__Your instructions__.
Transcribe every record that appears below, exactly and in full.

__Records provided__.

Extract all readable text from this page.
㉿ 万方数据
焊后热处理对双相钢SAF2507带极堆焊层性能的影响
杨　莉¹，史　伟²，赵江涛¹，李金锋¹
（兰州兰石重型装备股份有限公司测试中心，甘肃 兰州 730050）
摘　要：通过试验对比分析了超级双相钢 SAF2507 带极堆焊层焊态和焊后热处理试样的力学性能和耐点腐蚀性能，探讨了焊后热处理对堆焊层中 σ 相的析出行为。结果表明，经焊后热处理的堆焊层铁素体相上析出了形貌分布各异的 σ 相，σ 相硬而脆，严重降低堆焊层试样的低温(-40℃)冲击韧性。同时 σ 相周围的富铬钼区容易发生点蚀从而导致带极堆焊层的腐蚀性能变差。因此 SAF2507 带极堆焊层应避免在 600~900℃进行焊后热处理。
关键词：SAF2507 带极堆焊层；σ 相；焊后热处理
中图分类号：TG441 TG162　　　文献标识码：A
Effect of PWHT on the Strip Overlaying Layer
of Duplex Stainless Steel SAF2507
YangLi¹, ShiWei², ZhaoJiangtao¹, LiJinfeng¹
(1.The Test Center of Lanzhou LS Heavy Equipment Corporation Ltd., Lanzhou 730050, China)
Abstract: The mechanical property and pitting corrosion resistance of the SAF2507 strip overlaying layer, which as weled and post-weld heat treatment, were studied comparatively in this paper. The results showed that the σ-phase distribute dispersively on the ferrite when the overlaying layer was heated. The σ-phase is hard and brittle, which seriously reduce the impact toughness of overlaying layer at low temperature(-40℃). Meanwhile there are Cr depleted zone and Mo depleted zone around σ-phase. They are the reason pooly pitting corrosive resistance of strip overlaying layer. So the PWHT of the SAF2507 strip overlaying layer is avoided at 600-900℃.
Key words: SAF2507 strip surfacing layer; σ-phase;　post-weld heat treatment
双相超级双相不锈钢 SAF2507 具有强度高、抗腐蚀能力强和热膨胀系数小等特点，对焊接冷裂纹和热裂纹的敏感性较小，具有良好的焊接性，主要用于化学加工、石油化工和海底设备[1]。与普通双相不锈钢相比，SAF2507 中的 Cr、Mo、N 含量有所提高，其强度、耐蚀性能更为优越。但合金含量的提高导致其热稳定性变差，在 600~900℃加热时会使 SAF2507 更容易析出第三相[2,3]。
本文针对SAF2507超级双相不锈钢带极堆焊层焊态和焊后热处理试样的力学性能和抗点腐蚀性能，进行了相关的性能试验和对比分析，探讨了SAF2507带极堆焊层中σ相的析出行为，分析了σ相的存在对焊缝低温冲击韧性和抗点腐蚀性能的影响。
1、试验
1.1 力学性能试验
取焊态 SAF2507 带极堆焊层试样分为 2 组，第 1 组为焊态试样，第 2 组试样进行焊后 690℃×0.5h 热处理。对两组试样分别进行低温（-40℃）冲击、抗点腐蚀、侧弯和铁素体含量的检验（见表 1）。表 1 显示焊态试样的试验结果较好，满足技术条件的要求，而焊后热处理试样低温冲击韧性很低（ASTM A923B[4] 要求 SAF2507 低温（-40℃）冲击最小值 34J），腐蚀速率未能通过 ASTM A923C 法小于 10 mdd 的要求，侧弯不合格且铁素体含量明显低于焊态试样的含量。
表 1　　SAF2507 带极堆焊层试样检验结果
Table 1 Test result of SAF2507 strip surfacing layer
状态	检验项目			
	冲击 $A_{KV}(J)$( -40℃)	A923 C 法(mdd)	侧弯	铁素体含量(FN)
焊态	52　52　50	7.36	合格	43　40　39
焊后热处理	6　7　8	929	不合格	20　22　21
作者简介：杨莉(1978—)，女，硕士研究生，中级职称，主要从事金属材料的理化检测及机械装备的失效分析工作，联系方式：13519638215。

__Answer to this exercise__.
Extract all readable text from this page.
㉿ 万方数据
焊后热处理对双相钢SAF2507带极堆焊层性能的影响
杨　莉¹，史　伟²，赵江涛¹，李金锋¹
（兰州兰石重型装备股份有限公司测试中心，甘肃 兰州 730050）
摘　要：通过试验对比分析了超级双相钢 SAF2507 带极堆焊层焊态和焊后热处理试样的力学性能和耐点腐蚀性能，探讨了焊后热处理对堆焊层中 σ 相的析出行为。结果表明，经焊后热处理的堆焊层铁素体相上析出了形貌分布各异的 σ 相，σ 相硬而脆，严重降低堆焊层试样的低温(-40℃)冲击韧性。同时 σ 相周围的富铬钼区容易发生点蚀从而导致带极堆焊层的腐蚀性能变差。因此 SAF2507 带极堆焊层应避免在 600~900℃进行焊后热处理。
关键词：SAF2507 带极堆焊层；σ 相；焊后热处理
中图分类号：TG441 TG162　　　文献标识码：A
Effect of PWHT on the Strip Overlaying Layer
of Duplex Stainless Steel SAF2507
YangLi¹, ShiWei², ZhaoJiangtao¹, LiJinfeng¹
(1.The Test Center of Lanzhou LS Heavy Equipment Corporation Ltd., Lanzhou 730050, China)
Abstract: The mechanical property and pitting corrosion resistance of the SAF2507 strip overlaying layer, which as weled and post-weld heat treatment, were studied comparatively in this paper. The results showed that the σ-phase distribute dispersively on the ferrite when the overlaying layer was heated. The σ-phase is hard and brittle, which seriously reduce the impact toughness of overlaying layer at low temperature(-40℃). Meanwhile there are Cr depleted zone and Mo depleted zone around σ-phase. They are the reason pooly pitting corrosive resistance of strip overlaying layer. So the PWHT of the SAF2507 strip overlaying layer is avoided at 600-900℃.
Key words: SAF2507 strip surfacing layer; σ-phase;　post-weld heat treatment
双相超级双相不锈钢 SAF2507 具有强度高、抗腐蚀能力强和热膨胀系数小等特点，对焊接冷裂纹和热裂纹的敏感性较小，具有良好的焊接性，主要用于化学加工、石油化工和海底设备[1]。与普通双相不锈钢相比，SAF2507 中的 Cr、Mo、N 含量有所提高，其强度、耐蚀性能更为优越。但合金含量的提高导致其热稳定性变差，在 600~900℃加热时会使 SAF2507 更容易析出第三相[2,3]。
本文针对SAF2507超级双相不锈钢带极堆焊层焊态和焊后热处理试样的力学性能和抗点腐蚀性能，进行了相关的性能试验和对比分析，探讨了SAF2507带极堆焊层中σ相的析出行为，分析了σ相的存在对焊缝低温冲击韧性和抗点腐蚀性能的影响。
1、试验
1.1 力学性能试验
取焊态 SAF2507 带极堆焊层试样分为 2 组，第 1 组为焊态试样，第 2 组试样进行焊后 690℃×0.5h 热处理。对两组试样分别进行低温（-40℃）冲击、抗点腐蚀、侧弯和铁素体含量的检验（见表 1）。表 1 显示焊态试样的试验结果较好，满足技术条件的要求，而焊后热处理试样低温冲击韧性很低（ASTM A923B[4] 要求 SAF2507 低温（-40℃）冲击最小值 34J），腐蚀速率未能通过 ASTM A923C 法小于 10 mdd 的要求，侧弯不合格且铁素体含量明显低于焊态试样的含量。
表 1　　SAF2507 带极堆焊层试样检验结果
Table 1 Test result of SAF2507 strip surfacing layer
状态	检验项目			
	冲击 $A_{KV}(J)$( -40℃)	A923 C 法(mdd)	侧弯	铁素体含量(FN)
焊态	52　52　50	7.36	合格	43　40　39
焊后热处理	6　7　8	929	不合格	20　22　21
作者简介：杨莉(1978—)，女，硕士研究生，中级职称，主要从事金属材料的理化检测及机械装备的失效分析工作，联系方式：13519638215。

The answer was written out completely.